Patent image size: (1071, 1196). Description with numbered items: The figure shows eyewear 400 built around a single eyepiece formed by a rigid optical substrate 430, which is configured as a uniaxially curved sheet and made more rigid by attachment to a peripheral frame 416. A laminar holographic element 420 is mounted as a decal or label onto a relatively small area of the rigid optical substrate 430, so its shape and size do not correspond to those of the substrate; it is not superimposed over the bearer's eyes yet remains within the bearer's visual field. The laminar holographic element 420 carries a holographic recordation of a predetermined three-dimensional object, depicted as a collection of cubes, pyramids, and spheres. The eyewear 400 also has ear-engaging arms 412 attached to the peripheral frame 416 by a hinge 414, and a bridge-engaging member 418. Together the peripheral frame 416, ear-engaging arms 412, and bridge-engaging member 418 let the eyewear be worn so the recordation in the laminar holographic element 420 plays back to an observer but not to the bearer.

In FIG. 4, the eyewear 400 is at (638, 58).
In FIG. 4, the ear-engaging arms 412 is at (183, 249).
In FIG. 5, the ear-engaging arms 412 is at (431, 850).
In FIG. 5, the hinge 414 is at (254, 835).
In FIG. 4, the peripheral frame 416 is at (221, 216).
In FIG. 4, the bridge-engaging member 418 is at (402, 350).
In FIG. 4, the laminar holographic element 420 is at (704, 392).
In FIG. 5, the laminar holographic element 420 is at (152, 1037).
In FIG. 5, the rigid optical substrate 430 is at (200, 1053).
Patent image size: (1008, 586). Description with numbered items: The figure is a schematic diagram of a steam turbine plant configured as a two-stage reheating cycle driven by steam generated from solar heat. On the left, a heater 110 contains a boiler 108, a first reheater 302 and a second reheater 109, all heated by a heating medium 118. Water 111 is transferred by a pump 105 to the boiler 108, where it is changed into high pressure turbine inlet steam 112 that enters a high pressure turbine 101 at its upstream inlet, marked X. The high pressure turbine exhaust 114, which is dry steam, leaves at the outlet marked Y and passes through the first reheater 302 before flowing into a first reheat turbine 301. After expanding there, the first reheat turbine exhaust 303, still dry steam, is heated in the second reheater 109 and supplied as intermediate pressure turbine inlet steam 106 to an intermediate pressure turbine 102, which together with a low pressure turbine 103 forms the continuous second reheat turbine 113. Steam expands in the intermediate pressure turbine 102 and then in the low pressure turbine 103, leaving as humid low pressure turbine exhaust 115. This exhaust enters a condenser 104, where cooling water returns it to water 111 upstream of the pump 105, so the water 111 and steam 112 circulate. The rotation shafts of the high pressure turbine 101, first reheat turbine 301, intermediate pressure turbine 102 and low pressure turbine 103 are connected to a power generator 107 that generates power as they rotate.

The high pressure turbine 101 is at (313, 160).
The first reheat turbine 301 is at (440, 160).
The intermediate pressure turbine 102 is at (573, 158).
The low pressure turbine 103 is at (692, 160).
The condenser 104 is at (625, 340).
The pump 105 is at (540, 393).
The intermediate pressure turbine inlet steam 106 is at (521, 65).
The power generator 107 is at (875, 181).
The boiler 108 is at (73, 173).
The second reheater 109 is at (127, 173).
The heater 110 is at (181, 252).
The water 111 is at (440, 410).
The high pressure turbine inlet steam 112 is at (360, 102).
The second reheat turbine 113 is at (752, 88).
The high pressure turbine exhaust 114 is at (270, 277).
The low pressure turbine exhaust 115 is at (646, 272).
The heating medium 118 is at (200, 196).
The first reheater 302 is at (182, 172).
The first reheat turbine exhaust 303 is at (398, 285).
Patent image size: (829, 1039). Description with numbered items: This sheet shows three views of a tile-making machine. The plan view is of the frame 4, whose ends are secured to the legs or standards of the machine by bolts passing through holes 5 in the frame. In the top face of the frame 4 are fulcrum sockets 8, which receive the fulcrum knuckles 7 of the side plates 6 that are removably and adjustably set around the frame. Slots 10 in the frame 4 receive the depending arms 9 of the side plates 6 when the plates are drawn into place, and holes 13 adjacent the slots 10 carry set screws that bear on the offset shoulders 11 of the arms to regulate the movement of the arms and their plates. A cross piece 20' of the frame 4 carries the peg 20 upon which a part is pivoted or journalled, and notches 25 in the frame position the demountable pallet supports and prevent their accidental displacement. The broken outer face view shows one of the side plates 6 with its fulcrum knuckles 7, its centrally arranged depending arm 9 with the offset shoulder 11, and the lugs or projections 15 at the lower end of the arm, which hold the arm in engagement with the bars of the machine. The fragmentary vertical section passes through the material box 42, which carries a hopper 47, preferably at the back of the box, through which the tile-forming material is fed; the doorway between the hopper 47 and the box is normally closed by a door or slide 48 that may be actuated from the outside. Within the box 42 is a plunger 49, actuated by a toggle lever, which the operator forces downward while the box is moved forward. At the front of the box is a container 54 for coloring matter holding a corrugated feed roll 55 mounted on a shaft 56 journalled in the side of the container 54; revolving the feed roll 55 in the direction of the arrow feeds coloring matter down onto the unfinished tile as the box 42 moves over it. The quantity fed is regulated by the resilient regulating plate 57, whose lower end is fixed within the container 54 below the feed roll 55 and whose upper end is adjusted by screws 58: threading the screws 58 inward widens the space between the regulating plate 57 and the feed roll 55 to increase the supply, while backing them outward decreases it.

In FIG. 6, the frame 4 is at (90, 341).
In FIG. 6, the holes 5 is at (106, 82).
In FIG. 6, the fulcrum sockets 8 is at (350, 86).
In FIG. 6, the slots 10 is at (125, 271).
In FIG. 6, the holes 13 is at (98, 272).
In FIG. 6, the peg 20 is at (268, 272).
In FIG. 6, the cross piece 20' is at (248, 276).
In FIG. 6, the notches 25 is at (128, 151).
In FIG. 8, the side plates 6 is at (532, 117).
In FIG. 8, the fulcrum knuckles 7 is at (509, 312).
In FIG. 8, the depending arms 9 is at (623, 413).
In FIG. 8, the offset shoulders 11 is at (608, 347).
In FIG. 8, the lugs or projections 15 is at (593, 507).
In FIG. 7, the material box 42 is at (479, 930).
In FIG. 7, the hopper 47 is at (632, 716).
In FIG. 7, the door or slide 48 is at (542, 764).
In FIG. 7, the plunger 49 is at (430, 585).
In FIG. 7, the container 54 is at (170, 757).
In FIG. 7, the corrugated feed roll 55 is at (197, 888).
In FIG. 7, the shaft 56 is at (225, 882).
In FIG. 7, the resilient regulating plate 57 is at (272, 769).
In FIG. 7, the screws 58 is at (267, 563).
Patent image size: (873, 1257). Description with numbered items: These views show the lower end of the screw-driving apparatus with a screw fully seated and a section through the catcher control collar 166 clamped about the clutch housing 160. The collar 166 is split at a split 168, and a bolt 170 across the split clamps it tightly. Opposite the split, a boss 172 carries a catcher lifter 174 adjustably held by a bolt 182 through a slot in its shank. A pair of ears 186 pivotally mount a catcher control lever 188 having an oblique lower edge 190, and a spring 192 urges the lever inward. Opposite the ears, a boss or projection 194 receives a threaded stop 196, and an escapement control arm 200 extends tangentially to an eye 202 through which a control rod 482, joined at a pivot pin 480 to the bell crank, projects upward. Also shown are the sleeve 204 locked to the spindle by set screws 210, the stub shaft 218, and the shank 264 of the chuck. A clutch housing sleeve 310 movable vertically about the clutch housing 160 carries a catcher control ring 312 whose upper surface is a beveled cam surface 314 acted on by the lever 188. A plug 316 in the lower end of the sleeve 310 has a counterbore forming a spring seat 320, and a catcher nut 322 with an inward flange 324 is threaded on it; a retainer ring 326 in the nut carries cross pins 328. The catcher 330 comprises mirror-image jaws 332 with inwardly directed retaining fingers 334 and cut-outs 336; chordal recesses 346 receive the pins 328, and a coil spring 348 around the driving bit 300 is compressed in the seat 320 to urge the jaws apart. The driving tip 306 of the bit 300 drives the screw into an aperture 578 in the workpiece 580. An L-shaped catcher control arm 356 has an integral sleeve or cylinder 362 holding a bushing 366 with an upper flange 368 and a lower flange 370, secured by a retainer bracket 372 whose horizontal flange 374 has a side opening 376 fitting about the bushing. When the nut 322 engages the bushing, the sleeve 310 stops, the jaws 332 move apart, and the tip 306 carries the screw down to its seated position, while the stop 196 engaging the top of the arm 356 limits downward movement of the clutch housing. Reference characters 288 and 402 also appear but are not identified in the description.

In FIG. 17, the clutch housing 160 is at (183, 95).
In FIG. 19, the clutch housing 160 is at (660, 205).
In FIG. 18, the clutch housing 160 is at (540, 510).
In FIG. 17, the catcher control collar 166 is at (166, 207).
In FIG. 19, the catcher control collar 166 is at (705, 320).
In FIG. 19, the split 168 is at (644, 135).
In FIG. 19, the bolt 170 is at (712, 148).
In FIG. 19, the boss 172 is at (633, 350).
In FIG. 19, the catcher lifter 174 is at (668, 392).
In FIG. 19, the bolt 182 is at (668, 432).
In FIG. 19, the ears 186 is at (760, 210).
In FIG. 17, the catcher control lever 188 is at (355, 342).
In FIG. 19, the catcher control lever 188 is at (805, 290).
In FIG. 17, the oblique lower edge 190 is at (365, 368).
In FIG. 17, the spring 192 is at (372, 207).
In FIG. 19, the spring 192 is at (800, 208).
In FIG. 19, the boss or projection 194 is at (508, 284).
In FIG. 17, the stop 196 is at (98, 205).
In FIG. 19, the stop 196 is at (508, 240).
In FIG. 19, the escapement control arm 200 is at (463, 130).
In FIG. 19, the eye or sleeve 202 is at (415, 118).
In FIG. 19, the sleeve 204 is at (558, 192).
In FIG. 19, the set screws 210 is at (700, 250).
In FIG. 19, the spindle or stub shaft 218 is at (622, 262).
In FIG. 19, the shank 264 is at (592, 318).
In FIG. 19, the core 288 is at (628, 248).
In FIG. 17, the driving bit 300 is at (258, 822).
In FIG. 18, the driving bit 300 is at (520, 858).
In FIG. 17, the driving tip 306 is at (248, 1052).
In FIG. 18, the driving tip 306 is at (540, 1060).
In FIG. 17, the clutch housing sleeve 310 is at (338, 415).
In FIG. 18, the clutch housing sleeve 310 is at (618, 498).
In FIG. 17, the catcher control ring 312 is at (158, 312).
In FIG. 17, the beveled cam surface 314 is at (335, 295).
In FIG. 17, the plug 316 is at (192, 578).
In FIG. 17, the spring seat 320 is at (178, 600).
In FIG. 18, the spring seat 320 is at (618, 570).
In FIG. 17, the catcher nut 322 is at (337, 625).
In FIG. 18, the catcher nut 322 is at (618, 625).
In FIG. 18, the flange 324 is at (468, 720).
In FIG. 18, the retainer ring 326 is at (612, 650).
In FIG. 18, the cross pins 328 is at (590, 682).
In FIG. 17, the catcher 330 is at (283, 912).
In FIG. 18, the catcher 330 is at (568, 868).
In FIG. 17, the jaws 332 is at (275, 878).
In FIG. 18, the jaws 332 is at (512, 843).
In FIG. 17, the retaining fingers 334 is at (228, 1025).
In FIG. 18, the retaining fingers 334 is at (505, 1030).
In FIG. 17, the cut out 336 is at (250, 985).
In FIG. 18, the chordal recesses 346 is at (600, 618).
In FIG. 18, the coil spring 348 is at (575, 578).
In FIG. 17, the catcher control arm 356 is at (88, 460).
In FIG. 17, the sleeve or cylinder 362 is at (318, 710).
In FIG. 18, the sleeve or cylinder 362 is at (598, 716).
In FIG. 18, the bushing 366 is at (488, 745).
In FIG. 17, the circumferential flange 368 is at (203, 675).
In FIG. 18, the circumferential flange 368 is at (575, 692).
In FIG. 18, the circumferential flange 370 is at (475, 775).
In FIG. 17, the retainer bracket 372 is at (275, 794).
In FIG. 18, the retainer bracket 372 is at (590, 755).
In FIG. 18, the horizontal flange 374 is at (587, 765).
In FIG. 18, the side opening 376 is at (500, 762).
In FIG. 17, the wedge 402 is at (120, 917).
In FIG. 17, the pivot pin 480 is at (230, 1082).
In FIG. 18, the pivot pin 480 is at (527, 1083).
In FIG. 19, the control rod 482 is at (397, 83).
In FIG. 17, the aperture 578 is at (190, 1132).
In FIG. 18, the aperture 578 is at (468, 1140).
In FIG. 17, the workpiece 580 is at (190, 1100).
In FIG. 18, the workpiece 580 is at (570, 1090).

———

_Exercise_
Rewrite the lines above, from the first one through the line containing "In FIG. 4, the peripheral", so that "uniaxially" becomes "biaxially" and nothing else is altered.

_Solution to this task_
Patent image size: (1071, 1196). Description with numbered items: The figure shows eyewear 400 built around a single eyepiece formed by a rigid optical substrate 430, which is configured as a biaxially curved sheet and made more rigid by attachment to a peripheral frame 416. A laminar holographic element 420 is mounted as a decal or label onto a relatively small area of the rigid optical substrate 430, so its shape and size do not correspond to those of the substrate; it is not superimposed over the bearer's eyes yet remains within the bearer's visual field. The laminar holographic element 420 carries a holographic recordation of a predetermined three-dimensional object, depicted as a collection of cubes, pyramids, and spheres. The eyewear 400 also has ear-engaging arms 412 attached to the peripheral frame 416 by a hinge 414, and a bridge-engaging member 418. Together the peripheral frame 416, ear-engaging arms 412, and bridge-engaging member 418 let the eyewear be worn so the recordation in the laminar holographic element 420 plays back to an observer but not to the bearer.

In FIG. 4, the eyewear 400 is at (638, 58).
In FIG. 4, the ear-engaging arms 412 is at (183, 249).
In FIG. 5, the ear-engaging arms 412 is at (431, 850).
In FIG. 5, the hinge 414 is at (254, 835).
In FIG. 4, the peripheral frame 416 is at (221, 216).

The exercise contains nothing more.